Write out the listing below exactly, and omit any images you find in it.

■ Extracted data entries
"""

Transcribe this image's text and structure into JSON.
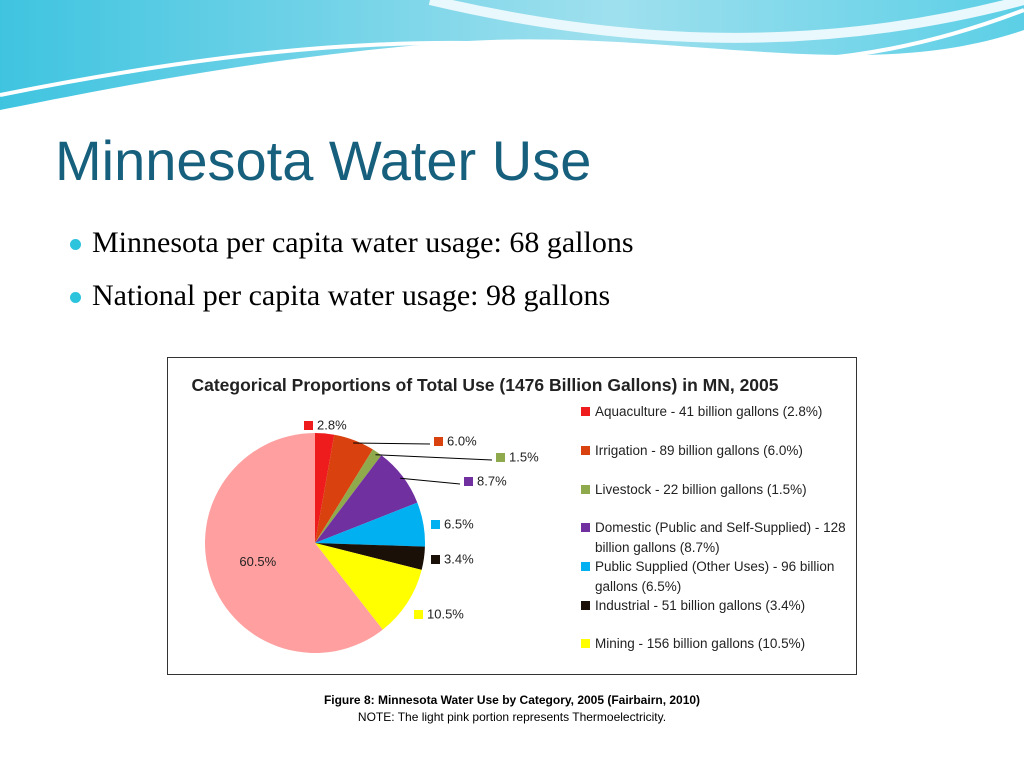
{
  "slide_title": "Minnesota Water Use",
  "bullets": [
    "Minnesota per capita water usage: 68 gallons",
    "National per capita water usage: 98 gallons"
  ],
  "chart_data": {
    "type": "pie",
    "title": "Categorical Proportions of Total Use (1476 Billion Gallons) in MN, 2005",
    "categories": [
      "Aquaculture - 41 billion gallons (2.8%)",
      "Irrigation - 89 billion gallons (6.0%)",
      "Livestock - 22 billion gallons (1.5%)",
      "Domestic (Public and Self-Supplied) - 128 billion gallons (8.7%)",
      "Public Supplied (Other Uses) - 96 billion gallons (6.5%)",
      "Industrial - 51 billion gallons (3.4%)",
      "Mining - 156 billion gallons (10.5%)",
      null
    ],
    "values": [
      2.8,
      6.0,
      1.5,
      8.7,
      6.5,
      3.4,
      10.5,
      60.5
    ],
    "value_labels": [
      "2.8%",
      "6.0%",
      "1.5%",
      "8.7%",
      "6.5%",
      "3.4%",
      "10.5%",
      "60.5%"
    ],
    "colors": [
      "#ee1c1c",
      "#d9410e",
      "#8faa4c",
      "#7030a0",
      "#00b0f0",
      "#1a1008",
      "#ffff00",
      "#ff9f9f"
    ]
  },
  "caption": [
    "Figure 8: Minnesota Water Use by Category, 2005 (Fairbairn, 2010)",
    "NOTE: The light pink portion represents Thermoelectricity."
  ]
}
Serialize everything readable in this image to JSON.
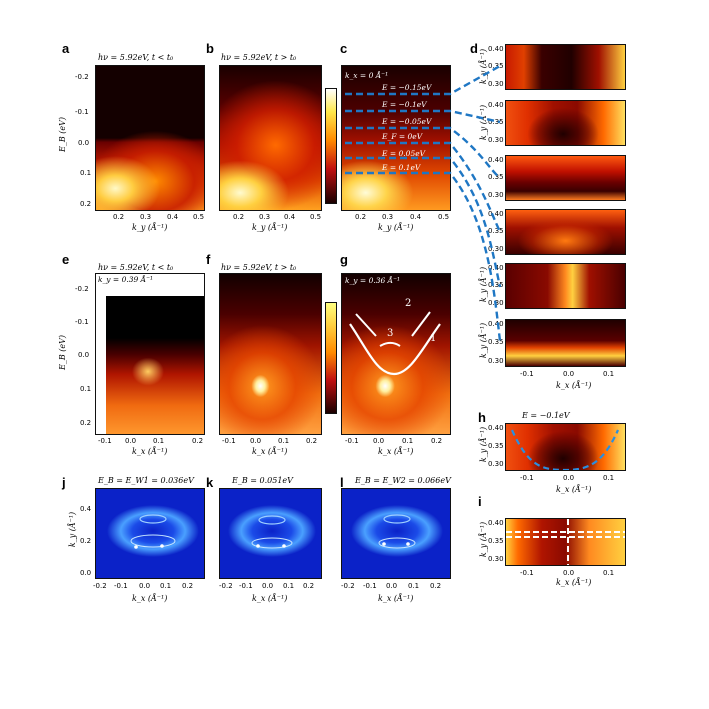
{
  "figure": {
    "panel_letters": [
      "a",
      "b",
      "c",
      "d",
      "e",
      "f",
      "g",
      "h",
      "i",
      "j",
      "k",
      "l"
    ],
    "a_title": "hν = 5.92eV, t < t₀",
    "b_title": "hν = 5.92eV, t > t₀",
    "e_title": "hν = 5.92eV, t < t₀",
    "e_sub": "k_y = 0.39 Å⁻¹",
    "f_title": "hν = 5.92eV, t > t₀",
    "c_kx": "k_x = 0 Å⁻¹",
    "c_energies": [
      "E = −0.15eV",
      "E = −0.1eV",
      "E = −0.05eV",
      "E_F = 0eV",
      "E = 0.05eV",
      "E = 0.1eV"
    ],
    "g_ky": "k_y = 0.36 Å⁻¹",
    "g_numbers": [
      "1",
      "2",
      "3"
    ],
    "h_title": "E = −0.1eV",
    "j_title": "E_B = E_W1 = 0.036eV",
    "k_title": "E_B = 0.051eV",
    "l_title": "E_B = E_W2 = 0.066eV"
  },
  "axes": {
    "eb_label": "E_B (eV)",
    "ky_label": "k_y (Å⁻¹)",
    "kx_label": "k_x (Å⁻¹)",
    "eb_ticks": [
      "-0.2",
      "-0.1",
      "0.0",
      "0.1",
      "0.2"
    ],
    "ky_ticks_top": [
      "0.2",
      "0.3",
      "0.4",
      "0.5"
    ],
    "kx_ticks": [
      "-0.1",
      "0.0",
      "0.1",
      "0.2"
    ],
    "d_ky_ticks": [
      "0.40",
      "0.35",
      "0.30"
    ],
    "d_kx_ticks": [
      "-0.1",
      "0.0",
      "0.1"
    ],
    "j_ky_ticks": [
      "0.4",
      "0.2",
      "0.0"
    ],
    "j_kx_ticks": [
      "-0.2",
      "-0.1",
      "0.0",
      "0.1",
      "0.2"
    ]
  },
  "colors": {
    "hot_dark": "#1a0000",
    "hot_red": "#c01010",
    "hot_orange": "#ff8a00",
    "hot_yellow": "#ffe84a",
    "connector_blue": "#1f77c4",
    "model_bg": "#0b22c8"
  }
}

"""

■ THE RESPONSE
Transcribe this image's text and structure into JSON.
{
  "slide_title": "Minnesota Water Use",
  "bullets": [
    "Minnesota per capita water usage: 68 gallons",
    "National per capita water usage: 98 gallons"
  ],
  "chart_data": {
    "type": "pie",
    "title": "Categorical Proportions of Total Use (1476 Billion Gallons) in MN, 2005",
    "categories": [
      "Aquaculture - 41 billion gallons (2.8%)",
      "Irrigation - 89 billion gallons (6.0%)",
      "Livestock - 22 billion gallons (1.5%)",
      "Domestic (Public and Self-Supplied) - 128 billion gallons (8.7%)",
      "Public Supplied (Other Uses) - 96 billion gallons (6.5%)",
      "Industrial - 51 billion gallons (3.4%)",
      "Mining - 156 billion gallons (10.5%)",
      null
    ],
    "values": [
      2.8,
      6.0,
      1.5,
      8.7,
      6.5,
      3.4,
      10.5,
      60.5
    ],
    "value_labels": [
      "2.8%",
      "6.0%",
      "1.5%",
      "8.7%",
      "6.5%",
      "3.4%",
      "10.5%",
      "60.5%"
    ],
    "colors": [
      "#ee1c1c",
      "#d9410e",
      "#8faa4c",
      "#7030a0",
      "#00b0f0",
      "#1a1008",
      "#ffff00",
      "#ff9f9f"
    ]
  },
  "caption": [
    "Figure 8: Minnesota Water Use by Category, 2005 (Fairbairn, 2010)",
    "NOTE: The light pink portion represents Thermoelectricity."
  ]
}
Serialize everything readable in this image to JSON.
{
  "figure": {
    "panel_letters": [
      "a",
      "b",
      "c",
      "d",
      "e",
      "f",
      "g",
      "h",
      "i",
      "j",
      "k",
      "l"
    ],
    "a_title": "hν = 5.92eV, t < t₀",
    "b_title": "hν = 5.92eV, t > t₀",
    "e_title": "hν = 5.92eV, t < t₀",
    "e_sub": "k_y = 0.39 Å⁻¹",
    "f_title": "hν = 5.92eV, t > t₀",
    "c_kx": "k_x = 0 Å⁻¹",
    "c_energies": [
      "E = −0.15eV",
      "E = −0.1eV",
      "E = −0.05eV",
      "E_F = 0eV",
      "E = 0.05eV",
      "E = 0.1eV"
    ],
    "g_ky": "k_y = 0.36 Å⁻¹",
    "g_numbers": [
      "1",
      "2",
      "3"
    ],
    "h_title": "E = −0.1eV",
    "j_title": "E_B = E_W1 = 0.036eV",
    "k_title": "E_B = 0.051eV",
    "l_title": "E_B = E_W2 = 0.066eV"
  },
  "axes": {
    "eb_label": "E_B (eV)",
    "ky_label": "k_y (Å⁻¹)",
    "kx_label": "k_x (Å⁻¹)",
    "eb_ticks": [
      "-0.2",
      "-0.1",
      "0.0",
      "0.1",
      "0.2"
    ],
    "ky_ticks_top": [
      "0.2",
      "0.3",
      "0.4",
      "0.5"
    ],
    "kx_ticks": [
      "-0.1",
      "0.0",
      "0.1",
      "0.2"
    ],
    "d_ky_ticks": [
      "0.40",
      "0.35",
      "0.30"
    ],
    "d_kx_ticks": [
      "-0.1",
      "0.0",
      "0.1"
    ],
    "j_ky_ticks": [
      "0.4",
      "0.2",
      "0.0"
    ],
    "j_kx_ticks": [
      "-0.2",
      "-0.1",
      "0.0",
      "0.1",
      "0.2"
    ]
  },
  "colors": {
    "hot_dark": "#1a0000",
    "hot_red": "#c01010",
    "hot_orange": "#ff8a00",
    "hot_yellow": "#ffe84a",
    "connector_blue": "#1f77c4",
    "model_bg": "#0b22c8"
  }
}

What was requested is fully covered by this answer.